Task objective:
Format the entries from the first line through the line containing "info-icon: [451, 199, 465, 213]" as a numbered list, omitting blank lines.

[Raw entries]
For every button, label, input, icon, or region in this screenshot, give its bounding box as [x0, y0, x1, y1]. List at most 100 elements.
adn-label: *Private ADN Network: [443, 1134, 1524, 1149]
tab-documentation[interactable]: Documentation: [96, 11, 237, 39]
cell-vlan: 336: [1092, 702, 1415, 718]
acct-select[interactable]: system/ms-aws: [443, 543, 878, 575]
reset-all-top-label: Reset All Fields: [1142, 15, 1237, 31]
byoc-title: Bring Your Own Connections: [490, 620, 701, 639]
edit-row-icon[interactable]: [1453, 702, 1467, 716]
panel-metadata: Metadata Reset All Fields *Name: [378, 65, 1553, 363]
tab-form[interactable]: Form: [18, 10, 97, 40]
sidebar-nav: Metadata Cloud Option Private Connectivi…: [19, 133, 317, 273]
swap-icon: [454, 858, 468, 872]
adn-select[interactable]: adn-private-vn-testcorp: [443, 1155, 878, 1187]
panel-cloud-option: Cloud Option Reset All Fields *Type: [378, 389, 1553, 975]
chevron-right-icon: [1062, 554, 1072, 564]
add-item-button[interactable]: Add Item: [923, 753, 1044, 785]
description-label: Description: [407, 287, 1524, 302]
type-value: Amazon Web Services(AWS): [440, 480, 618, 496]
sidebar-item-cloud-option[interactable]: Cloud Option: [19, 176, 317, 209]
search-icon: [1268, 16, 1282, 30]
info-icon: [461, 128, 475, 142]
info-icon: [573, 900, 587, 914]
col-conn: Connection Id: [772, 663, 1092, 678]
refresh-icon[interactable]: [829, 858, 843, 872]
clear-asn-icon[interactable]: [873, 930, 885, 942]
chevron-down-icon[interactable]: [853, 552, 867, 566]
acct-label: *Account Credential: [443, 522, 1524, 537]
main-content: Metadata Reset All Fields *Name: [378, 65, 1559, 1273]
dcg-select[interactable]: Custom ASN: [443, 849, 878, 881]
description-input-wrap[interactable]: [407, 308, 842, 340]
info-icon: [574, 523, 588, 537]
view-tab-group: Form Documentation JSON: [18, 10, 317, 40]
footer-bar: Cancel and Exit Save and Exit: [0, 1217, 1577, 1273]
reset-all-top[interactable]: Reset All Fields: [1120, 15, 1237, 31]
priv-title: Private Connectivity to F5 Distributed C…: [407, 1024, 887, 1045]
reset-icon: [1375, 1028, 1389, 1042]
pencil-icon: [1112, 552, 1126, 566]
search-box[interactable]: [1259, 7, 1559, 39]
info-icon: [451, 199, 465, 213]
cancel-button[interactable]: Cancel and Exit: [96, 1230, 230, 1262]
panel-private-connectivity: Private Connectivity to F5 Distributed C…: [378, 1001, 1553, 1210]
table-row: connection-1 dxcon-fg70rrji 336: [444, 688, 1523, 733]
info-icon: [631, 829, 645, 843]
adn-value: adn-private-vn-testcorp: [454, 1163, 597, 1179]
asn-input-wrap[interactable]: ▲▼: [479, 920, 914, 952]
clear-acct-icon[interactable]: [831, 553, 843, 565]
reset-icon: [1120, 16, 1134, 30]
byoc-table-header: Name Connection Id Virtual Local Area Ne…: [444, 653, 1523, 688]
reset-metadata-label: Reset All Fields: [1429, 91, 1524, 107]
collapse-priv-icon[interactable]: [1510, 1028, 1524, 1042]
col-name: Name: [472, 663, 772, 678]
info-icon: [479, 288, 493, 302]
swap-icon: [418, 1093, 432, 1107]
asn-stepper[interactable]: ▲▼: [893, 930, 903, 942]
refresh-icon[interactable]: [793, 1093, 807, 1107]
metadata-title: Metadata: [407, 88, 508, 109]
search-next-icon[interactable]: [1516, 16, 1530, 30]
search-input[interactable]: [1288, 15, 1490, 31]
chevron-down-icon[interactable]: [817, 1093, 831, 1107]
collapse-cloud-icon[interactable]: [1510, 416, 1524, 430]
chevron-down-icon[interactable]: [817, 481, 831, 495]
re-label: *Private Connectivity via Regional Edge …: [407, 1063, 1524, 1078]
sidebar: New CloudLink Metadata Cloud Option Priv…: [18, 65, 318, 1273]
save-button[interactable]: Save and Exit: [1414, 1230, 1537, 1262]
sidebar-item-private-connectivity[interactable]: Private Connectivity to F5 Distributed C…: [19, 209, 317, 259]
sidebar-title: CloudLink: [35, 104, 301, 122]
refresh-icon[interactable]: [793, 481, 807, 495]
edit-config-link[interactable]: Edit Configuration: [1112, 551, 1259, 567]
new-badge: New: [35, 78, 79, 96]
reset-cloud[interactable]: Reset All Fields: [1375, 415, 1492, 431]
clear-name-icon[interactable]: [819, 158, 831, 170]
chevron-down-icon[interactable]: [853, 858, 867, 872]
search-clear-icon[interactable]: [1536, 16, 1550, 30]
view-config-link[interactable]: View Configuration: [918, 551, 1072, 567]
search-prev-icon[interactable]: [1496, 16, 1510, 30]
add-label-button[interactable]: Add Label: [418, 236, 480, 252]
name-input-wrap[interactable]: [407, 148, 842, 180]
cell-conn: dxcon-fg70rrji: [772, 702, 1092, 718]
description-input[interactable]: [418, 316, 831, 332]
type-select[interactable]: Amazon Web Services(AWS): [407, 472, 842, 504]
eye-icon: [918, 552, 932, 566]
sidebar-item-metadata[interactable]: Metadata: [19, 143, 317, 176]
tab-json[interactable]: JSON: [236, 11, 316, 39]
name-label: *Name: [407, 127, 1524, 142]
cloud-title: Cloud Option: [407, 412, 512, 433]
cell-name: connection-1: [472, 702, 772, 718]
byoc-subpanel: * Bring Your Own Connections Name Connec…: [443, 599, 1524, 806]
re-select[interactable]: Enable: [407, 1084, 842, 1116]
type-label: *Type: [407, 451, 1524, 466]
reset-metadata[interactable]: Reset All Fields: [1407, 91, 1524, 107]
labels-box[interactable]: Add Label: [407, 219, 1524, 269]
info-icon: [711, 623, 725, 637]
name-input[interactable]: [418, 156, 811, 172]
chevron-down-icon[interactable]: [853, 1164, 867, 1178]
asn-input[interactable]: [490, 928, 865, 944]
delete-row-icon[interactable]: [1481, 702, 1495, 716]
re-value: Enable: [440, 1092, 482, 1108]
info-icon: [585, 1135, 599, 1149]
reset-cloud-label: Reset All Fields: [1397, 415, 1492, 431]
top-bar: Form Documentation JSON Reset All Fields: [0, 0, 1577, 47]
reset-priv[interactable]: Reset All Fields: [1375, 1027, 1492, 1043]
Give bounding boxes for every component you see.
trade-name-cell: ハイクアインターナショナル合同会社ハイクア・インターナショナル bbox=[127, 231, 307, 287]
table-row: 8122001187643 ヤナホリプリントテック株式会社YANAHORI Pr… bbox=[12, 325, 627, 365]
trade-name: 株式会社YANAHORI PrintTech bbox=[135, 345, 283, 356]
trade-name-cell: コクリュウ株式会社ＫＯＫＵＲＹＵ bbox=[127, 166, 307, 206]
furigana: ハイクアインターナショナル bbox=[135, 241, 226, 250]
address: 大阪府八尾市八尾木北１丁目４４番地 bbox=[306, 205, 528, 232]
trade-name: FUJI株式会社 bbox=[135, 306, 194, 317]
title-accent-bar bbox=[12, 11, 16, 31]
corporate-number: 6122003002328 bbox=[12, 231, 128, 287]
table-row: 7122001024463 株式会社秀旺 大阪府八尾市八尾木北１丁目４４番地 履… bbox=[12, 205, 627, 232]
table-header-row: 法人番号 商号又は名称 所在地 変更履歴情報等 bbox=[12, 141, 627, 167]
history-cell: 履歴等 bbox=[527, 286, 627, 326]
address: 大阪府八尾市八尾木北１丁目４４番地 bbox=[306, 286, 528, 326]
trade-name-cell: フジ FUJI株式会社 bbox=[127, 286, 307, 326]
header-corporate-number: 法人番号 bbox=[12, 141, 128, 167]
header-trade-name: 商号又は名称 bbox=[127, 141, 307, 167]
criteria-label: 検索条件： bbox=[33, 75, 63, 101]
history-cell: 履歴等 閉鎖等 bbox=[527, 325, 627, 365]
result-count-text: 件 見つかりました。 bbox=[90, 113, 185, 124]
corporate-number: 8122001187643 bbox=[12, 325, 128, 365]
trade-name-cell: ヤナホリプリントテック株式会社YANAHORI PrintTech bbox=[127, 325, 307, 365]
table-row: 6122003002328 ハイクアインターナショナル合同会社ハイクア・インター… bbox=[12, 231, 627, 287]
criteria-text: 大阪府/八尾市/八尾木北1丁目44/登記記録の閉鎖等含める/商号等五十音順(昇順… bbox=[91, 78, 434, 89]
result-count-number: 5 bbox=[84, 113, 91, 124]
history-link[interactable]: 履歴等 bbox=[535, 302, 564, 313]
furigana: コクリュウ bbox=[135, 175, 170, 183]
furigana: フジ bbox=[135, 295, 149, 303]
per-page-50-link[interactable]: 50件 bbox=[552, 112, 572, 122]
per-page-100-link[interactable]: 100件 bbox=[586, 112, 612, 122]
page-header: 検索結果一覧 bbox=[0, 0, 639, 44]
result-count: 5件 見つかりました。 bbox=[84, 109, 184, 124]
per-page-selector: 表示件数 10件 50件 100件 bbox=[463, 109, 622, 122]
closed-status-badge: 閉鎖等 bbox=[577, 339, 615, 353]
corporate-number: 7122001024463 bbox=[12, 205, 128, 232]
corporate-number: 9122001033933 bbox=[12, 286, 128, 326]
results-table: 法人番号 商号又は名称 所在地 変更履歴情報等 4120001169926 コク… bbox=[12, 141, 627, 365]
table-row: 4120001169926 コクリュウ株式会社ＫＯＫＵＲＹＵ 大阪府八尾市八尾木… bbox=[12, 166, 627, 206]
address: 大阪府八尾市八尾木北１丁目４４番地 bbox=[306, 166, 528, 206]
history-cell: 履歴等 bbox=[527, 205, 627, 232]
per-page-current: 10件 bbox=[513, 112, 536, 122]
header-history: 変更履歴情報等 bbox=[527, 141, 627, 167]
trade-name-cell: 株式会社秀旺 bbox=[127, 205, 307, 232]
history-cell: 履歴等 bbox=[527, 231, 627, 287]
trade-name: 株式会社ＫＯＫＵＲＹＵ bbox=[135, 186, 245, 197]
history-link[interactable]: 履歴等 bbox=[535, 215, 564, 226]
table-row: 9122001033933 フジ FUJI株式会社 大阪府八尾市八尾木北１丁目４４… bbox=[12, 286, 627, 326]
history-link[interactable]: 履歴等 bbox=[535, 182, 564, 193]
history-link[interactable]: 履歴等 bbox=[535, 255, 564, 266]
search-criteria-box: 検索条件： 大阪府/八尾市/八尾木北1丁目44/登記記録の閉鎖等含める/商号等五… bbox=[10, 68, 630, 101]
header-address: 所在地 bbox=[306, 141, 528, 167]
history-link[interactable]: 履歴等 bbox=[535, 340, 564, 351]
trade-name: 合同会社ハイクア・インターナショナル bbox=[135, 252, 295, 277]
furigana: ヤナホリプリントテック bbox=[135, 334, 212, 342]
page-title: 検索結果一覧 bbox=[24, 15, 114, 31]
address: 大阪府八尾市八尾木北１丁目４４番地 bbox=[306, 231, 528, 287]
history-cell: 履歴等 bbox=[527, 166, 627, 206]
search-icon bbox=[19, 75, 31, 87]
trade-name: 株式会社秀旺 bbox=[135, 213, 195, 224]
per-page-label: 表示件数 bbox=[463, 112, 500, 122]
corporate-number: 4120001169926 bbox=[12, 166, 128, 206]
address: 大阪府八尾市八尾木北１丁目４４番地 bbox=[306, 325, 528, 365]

Final result:
1. For every button, label, input, icon, or region in this screenshot, give its bounding box as [x0, y0, x1, y1]. List at most 100 elements.
2. adn-label: *Private ADN Network: [443, 1134, 1524, 1149]
3. tab-documentation[interactable]: Documentation: [96, 11, 237, 39]
4. cell-vlan: 336: [1092, 702, 1415, 718]
5. acct-select[interactable]: system/ms-aws: [443, 543, 878, 575]
6. reset-all-top-label: Reset All Fields: [1142, 15, 1237, 31]
7. byoc-title: Bring Your Own Connections: [490, 620, 701, 639]
8. edit-row-icon[interactable]: [1453, 702, 1467, 716]
9. panel-metadata: Metadata Reset All Fields *Name: [378, 65, 1553, 363]
10. tab-form[interactable]: Form: [18, 10, 97, 40]
11. sidebar-nav: Metadata Cloud Option Private Connectivi…: [19, 133, 317, 273]
12. swap-icon: [454, 858, 468, 872]
13. adn-select[interactable]: adn-private-vn-testcorp: [443, 1155, 878, 1187]
14. panel-cloud-option: Cloud Option Reset All Fields *Type: [378, 389, 1553, 975]
15. chevron-right-icon: [1062, 554, 1072, 564]
16. add-item-button[interactable]: Add Item: [923, 753, 1044, 785]
17. description-label: Description: [407, 287, 1524, 302]
18. type-value: Amazon Web Services(AWS): [440, 480, 618, 496]
19. sidebar-item-cloud-option[interactable]: Cloud Option: [19, 176, 317, 209]
20. search-icon: [1268, 16, 1282, 30]
21. info-icon: [461, 128, 475, 142]
22. info-icon: [573, 900, 587, 914]
23. col-conn: Connection Id: [772, 663, 1092, 678]
24. refresh-icon[interactable]: [829, 858, 843, 872]
25. clear-asn-icon[interactable]: [873, 930, 885, 942]
26. chevron-down-icon[interactable]: [853, 552, 867, 566]
27. acct-label: *Account Credential: [443, 522, 1524, 537]
28. main-content: Metadata Reset All Fields *Name: [378, 65, 1559, 1273]
29. dcg-select[interactable]: Custom ASN: [443, 849, 878, 881]
30. description-input-wrap[interactable]: [407, 308, 842, 340]
31. info-icon: [574, 523, 588, 537]
32. view-tab-group: Form Documentation JSON: [18, 10, 317, 40]
33. footer-bar: Cancel and Exit Save and Exit: [0, 1217, 1577, 1273]
34. reset-all-top[interactable]: Reset All Fields: [1120, 15, 1237, 31]
35. priv-title: Private Connectivity to F5 Distributed C…: [407, 1024, 887, 1045]
36. reset-icon: [1375, 1028, 1389, 1042]
37. pencil-icon: [1112, 552, 1126, 566]
38. search-box[interactable]: [1259, 7, 1559, 39]
39. info-icon: [451, 199, 465, 213]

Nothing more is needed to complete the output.